▸ Working data:
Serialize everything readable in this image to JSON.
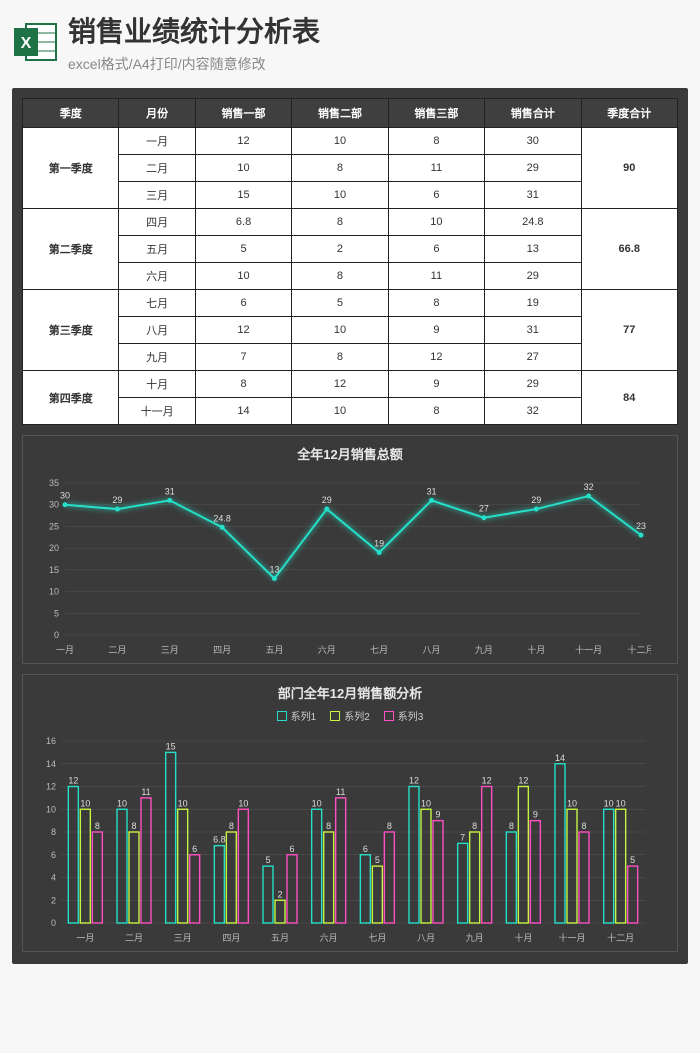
{
  "header": {
    "title": "销售业绩统计分析表",
    "subtitle": "excel格式/A4打印/内容随意修改"
  },
  "table": {
    "headers": [
      "季度",
      "月份",
      "销售一部",
      "销售二部",
      "销售三部",
      "销售合计",
      "季度合计"
    ],
    "quarters": [
      {
        "name": "第一季度",
        "total": "90",
        "rows": [
          {
            "month": "一月",
            "v1": "12",
            "v2": "10",
            "v3": "8",
            "sum": "30"
          },
          {
            "month": "二月",
            "v1": "10",
            "v2": "8",
            "v3": "11",
            "sum": "29"
          },
          {
            "month": "三月",
            "v1": "15",
            "v2": "10",
            "v3": "6",
            "sum": "31"
          }
        ]
      },
      {
        "name": "第二季度",
        "total": "66.8",
        "rows": [
          {
            "month": "四月",
            "v1": "6.8",
            "v2": "8",
            "v3": "10",
            "sum": "24.8"
          },
          {
            "month": "五月",
            "v1": "5",
            "v2": "2",
            "v3": "6",
            "sum": "13"
          },
          {
            "month": "六月",
            "v1": "10",
            "v2": "8",
            "v3": "11",
            "sum": "29"
          }
        ]
      },
      {
        "name": "第三季度",
        "total": "77",
        "rows": [
          {
            "month": "七月",
            "v1": "6",
            "v2": "5",
            "v3": "8",
            "sum": "19"
          },
          {
            "month": "八月",
            "v1": "12",
            "v2": "10",
            "v3": "9",
            "sum": "31"
          },
          {
            "month": "九月",
            "v1": "7",
            "v2": "8",
            "v3": "12",
            "sum": "27"
          }
        ]
      },
      {
        "name": "第四季度",
        "total": "84",
        "rows": [
          {
            "month": "十月",
            "v1": "8",
            "v2": "12",
            "v3": "9",
            "sum": "29"
          },
          {
            "month": "十一月",
            "v1": "14",
            "v2": "10",
            "v3": "8",
            "sum": "32"
          }
        ]
      }
    ]
  },
  "chart_data": [
    {
      "type": "line",
      "title": "全年12月销售总额",
      "categories": [
        "一月",
        "二月",
        "三月",
        "四月",
        "五月",
        "六月",
        "七月",
        "八月",
        "九月",
        "十月",
        "十一月",
        "十二月"
      ],
      "values": [
        30,
        29,
        31,
        24.8,
        13,
        29,
        19,
        31,
        27,
        29,
        32,
        23
      ],
      "ylim": [
        0,
        35
      ],
      "yticks": [
        0,
        5,
        10,
        15,
        20,
        25,
        30,
        35
      ],
      "colors": {
        "line": "#25e0c8"
      }
    },
    {
      "type": "bar",
      "title": "部门全年12月销售额分析",
      "categories": [
        "一月",
        "二月",
        "三月",
        "四月",
        "五月",
        "六月",
        "七月",
        "八月",
        "九月",
        "十月",
        "十一月",
        "十二月"
      ],
      "series": [
        {
          "name": "系列1",
          "color": "#25e0c8",
          "values": [
            12,
            10,
            15,
            6.8,
            5,
            10,
            6,
            12,
            7,
            8,
            14,
            10
          ]
        },
        {
          "name": "系列2",
          "color": "#c5f542",
          "values": [
            10,
            8,
            10,
            8,
            2,
            8,
            5,
            10,
            8,
            12,
            10,
            10
          ]
        },
        {
          "name": "系列3",
          "color": "#ff4fc3",
          "values": [
            8,
            11,
            6,
            10,
            6,
            11,
            8,
            9,
            12,
            9,
            8,
            5
          ]
        }
      ],
      "ylim": [
        0,
        16
      ],
      "yticks": [
        0,
        2,
        4,
        6,
        8,
        10,
        12,
        14,
        16
      ]
    }
  ]
}
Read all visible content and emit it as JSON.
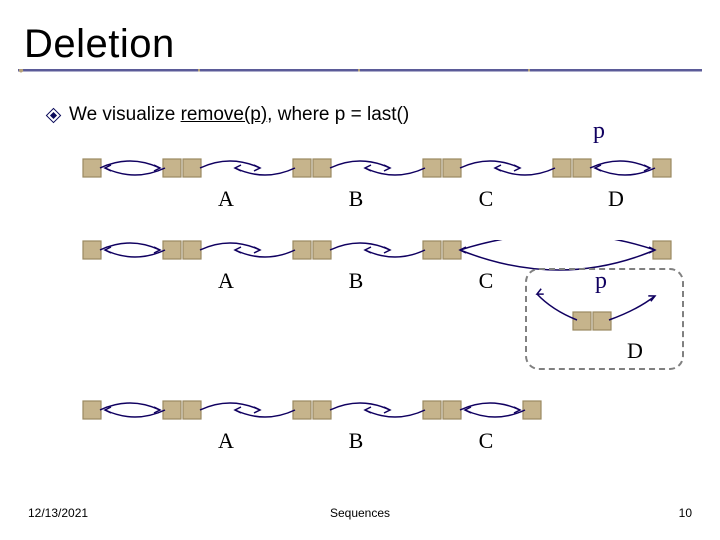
{
  "title": "Deletion",
  "bullet": {
    "prefix": "We visualize ",
    "method": "remove(p)",
    "suffix": ", where p = last()"
  },
  "p_label": "p",
  "rows": [
    "A",
    "B",
    "C",
    "D"
  ],
  "rows2": [
    "A",
    "B",
    "C"
  ],
  "rows3": [
    "A",
    "B",
    "C"
  ],
  "removed": {
    "p": "p",
    "D": "D"
  },
  "footer": {
    "date": "12/13/2021",
    "title": "Sequences",
    "page": "10"
  },
  "colors": {
    "title_underline": "#5b5b98",
    "dash": "#808080",
    "node_fill": "#c6b48c",
    "node_stroke": "#9a8960",
    "arrow": "#100060",
    "link_stroke": "#100060",
    "removed_border": "#808080"
  }
}
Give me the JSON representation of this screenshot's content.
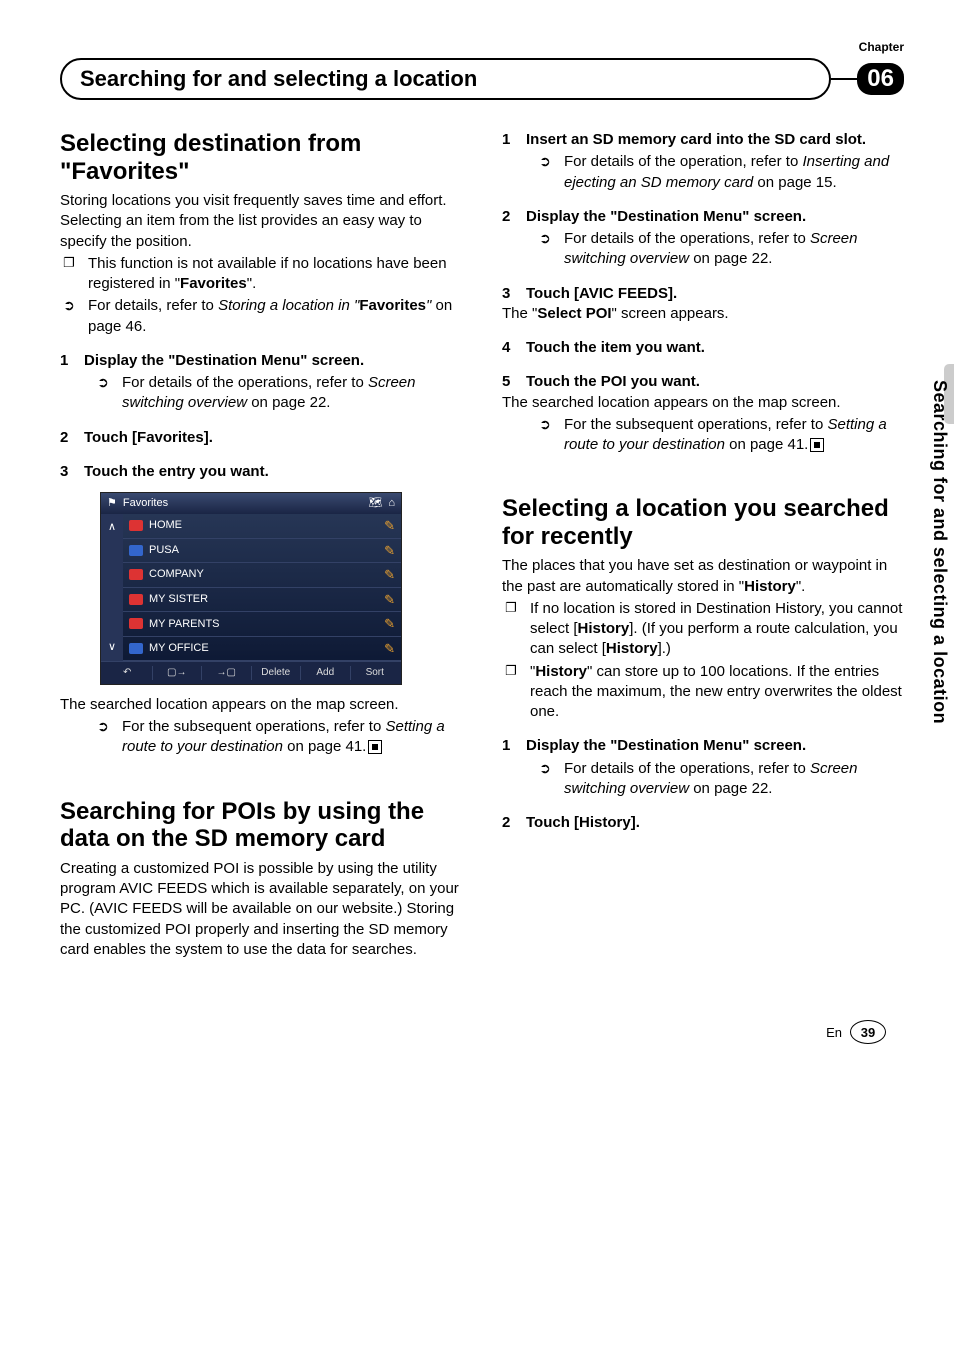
{
  "meta": {
    "chapter_label": "Chapter",
    "chapter_num": "06",
    "header_title": "Searching for and selecting a location",
    "side_title": "Searching for and selecting a location",
    "lang": "En",
    "page": "39"
  },
  "left": {
    "h1": "Selecting destination from \"Favorites\"",
    "p1": "Storing locations you visit frequently saves time and effort.",
    "p2": "Selecting an item from the list provides an easy way to specify the position.",
    "b1": "This function is not available if no locations have been registered in \"",
    "b1b": "Favorites",
    "b1c": "\".",
    "b2a": "For details, refer to ",
    "b2i": "Storing a location in \"",
    "b2b": "Favorites",
    "b2i2": "\"",
    "b2c": " on page 46.",
    "s1": "Display the \"Destination Menu\" screen.",
    "s1ref_a": "For details of the operations, refer to ",
    "s1ref_i": "Screen switching overview",
    "s1ref_b": " on page 22.",
    "s2": "Touch [Favorites].",
    "s3": "Touch the entry you want.",
    "cap1": "The searched location appears on the map screen.",
    "ref2a": "For the subsequent operations, refer to ",
    "ref2i": "Setting a route to your destination",
    "ref2b": " on page 41.",
    "h2": "Searching for POIs by using the data on the SD memory card",
    "p3": "Creating a customized POI is possible by using the utility program AVIC FEEDS which is available separately, on your PC. (AVIC FEEDS will be available on our website.) Storing the customized POI properly and inserting the SD memory card enables the system to use the data for searches."
  },
  "right": {
    "s1": "Insert an SD memory card into the SD card slot.",
    "s1ref_a": "For details of the operation, refer to ",
    "s1ref_i": "Inserting and ejecting an SD memory card",
    "s1ref_b": " on page 15.",
    "s2": "Display the \"Destination Menu\" screen.",
    "s2ref_a": "For details of the operations, refer to ",
    "s2ref_i": "Screen switching overview",
    "s2ref_b": " on page 22.",
    "s3": "Touch [AVIC FEEDS].",
    "s3txt_a": "The \"",
    "s3txt_b": "Select POI",
    "s3txt_c": "\" screen appears.",
    "s4": "Touch the item you want.",
    "s5": "Touch the POI you want.",
    "s5txt": "The searched location appears on the map screen.",
    "s5ref_a": "For the subsequent operations, refer to ",
    "s5ref_i": "Setting a route to your destination",
    "s5ref_b": " on page 41.",
    "h2": "Selecting a location you searched for recently",
    "p1a": "The places that you have set as destination or waypoint in the past are automatically stored in \"",
    "p1b": "History",
    "p1c": "\".",
    "b1a": "If no location is stored in Destination History, you cannot select [",
    "b1b": "History",
    "b1c": "]. (If you perform a route calculation, you can select [",
    "b1d": "History",
    "b1e": "].)",
    "b2a": "\"",
    "b2b": "History",
    "b2c": "\" can store up to 100 locations. If the entries reach the maximum, the new entry overwrites the oldest one.",
    "rs1": "Display the \"Destination Menu\" screen.",
    "rs1ref_a": "For details of the operations, refer to ",
    "rs1ref_i": "Screen switching overview",
    "rs1ref_b": " on page 22.",
    "rs2": "Touch [History]."
  },
  "fav": {
    "title": "Favorites",
    "items": [
      {
        "label": "HOME",
        "color": "#d33"
      },
      {
        "label": "PUSA",
        "color": "#36c"
      },
      {
        "label": "COMPANY",
        "color": "#d33"
      },
      {
        "label": "MY SISTER",
        "color": "#d33"
      },
      {
        "label": "MY PARENTS",
        "color": "#d33"
      },
      {
        "label": "MY OFFICE",
        "color": "#36c"
      }
    ],
    "ftr": [
      "↶",
      "▢→",
      "→▢",
      "Delete",
      "Add",
      "Sort"
    ]
  }
}
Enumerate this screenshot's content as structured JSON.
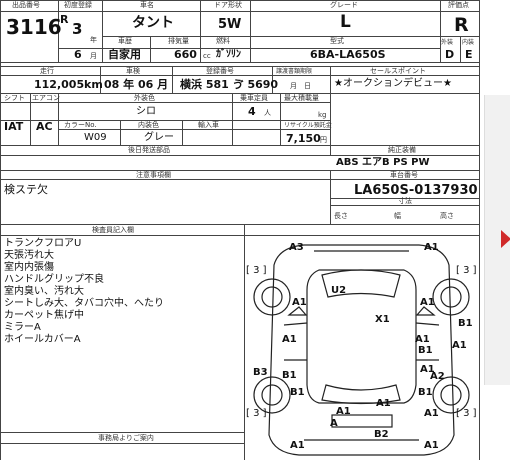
{
  "header": {
    "lot_label": "出品番号",
    "lot": "3116",
    "year_label": "初度登録",
    "era": "R",
    "year": "3",
    "year_unit": "年",
    "month": "6",
    "month_unit": "月",
    "car_name_label": "車名",
    "car_name": "タント",
    "doors_label": "ドア形状",
    "doors": "5W",
    "grade_label": "グレード",
    "grade": "L",
    "score_label": "評価点",
    "score": "R",
    "usage_label": "車歴",
    "usage": "自家用",
    "displacement_label": "排気量",
    "displacement": "660",
    "displacement_unit": "cc",
    "fuel_label": "燃料",
    "fuel": "ｶﾞｿﾘﾝ",
    "model_label": "型式",
    "model": "6BA-LA650S",
    "ext_label": "外装",
    "ext_grade": "D",
    "int_label": "内装",
    "int_grade": "E"
  },
  "row2": {
    "mileage_label": "走行",
    "mileage": "112,005",
    "mileage_unit": "km",
    "inspection_label": "車検",
    "inspection": "08 年 06 月",
    "plate_label": "登録番号",
    "plate": "横浜 581 ゔ 5690",
    "transfer_label": "譲渡書類期限",
    "transfer": "月　日",
    "sales_point_label": "セールスポイント",
    "sales_point": "★オークションデビュー★"
  },
  "row3": {
    "shift_label": "シフト",
    "shift": "IAT",
    "ac_label": "エアコン",
    "ac": "AC",
    "color_label": "外装色",
    "color": "シロ",
    "seats_label": "乗車定員",
    "seats": "4",
    "seats_unit": "人",
    "load_label": "最大積載量",
    "load_unit": "kg",
    "color_no_label": "カラーNo.",
    "color_no": "W09",
    "int_color_label": "内装色",
    "int_color": "グレー",
    "import_label": "輸入車",
    "import_val": "",
    "recycle_label": "リサイクル預託金",
    "recycle": "7,150",
    "recycle_unit": "円",
    "legal_label": "後日発送部品",
    "equipment_label": "純正装備",
    "equipment": "ABS エアB PS PW"
  },
  "notes": {
    "notes_label": "注意事項欄",
    "notes_text": "検ステ欠",
    "chassis_label": "車台番号",
    "chassis": "LA650S-0137930",
    "size_label": "寸法",
    "len": "長さ",
    "width": "幅",
    "height": "高さ",
    "inspector_label": "検査員記入欄",
    "inspector_lines": [
      "トランクフロアU",
      "天張汚れ大",
      "室内内張傷",
      "ハンドルグリップ不良",
      "室内臭い、汚れ大",
      "シートしみ大、タバコ穴中、へたり",
      "カーペット焦げ中",
      "ミラーA",
      "ホイールカバーA"
    ],
    "office_label": "事務局よりご案内"
  },
  "diagram": {
    "marks": [
      "A3",
      "A1",
      "U2",
      "A1",
      "A1",
      "A1",
      "X1",
      "A1",
      "B1",
      "A1",
      "B1",
      "B1",
      "B3",
      "B1",
      "A1",
      "A2",
      "B1",
      "A1",
      "A1",
      "A1",
      "A",
      "B2",
      "A1",
      "A1"
    ],
    "brackets": [
      "[ 3 ]",
      "[ 3 ]",
      "[ 3 ]",
      "[ 3 ]"
    ]
  },
  "nav": {
    "arrow": "next-arrow"
  },
  "colors": {
    "arrow": "#d02a2a",
    "line": "#444444"
  }
}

▸ Problem to solve: Which lines hold the string "Setting"? List them all.

▸ Solution for this problem:
    "ref2i": "Setting a route to your destination",
    "s5ref_i": "Setting a route to your destination",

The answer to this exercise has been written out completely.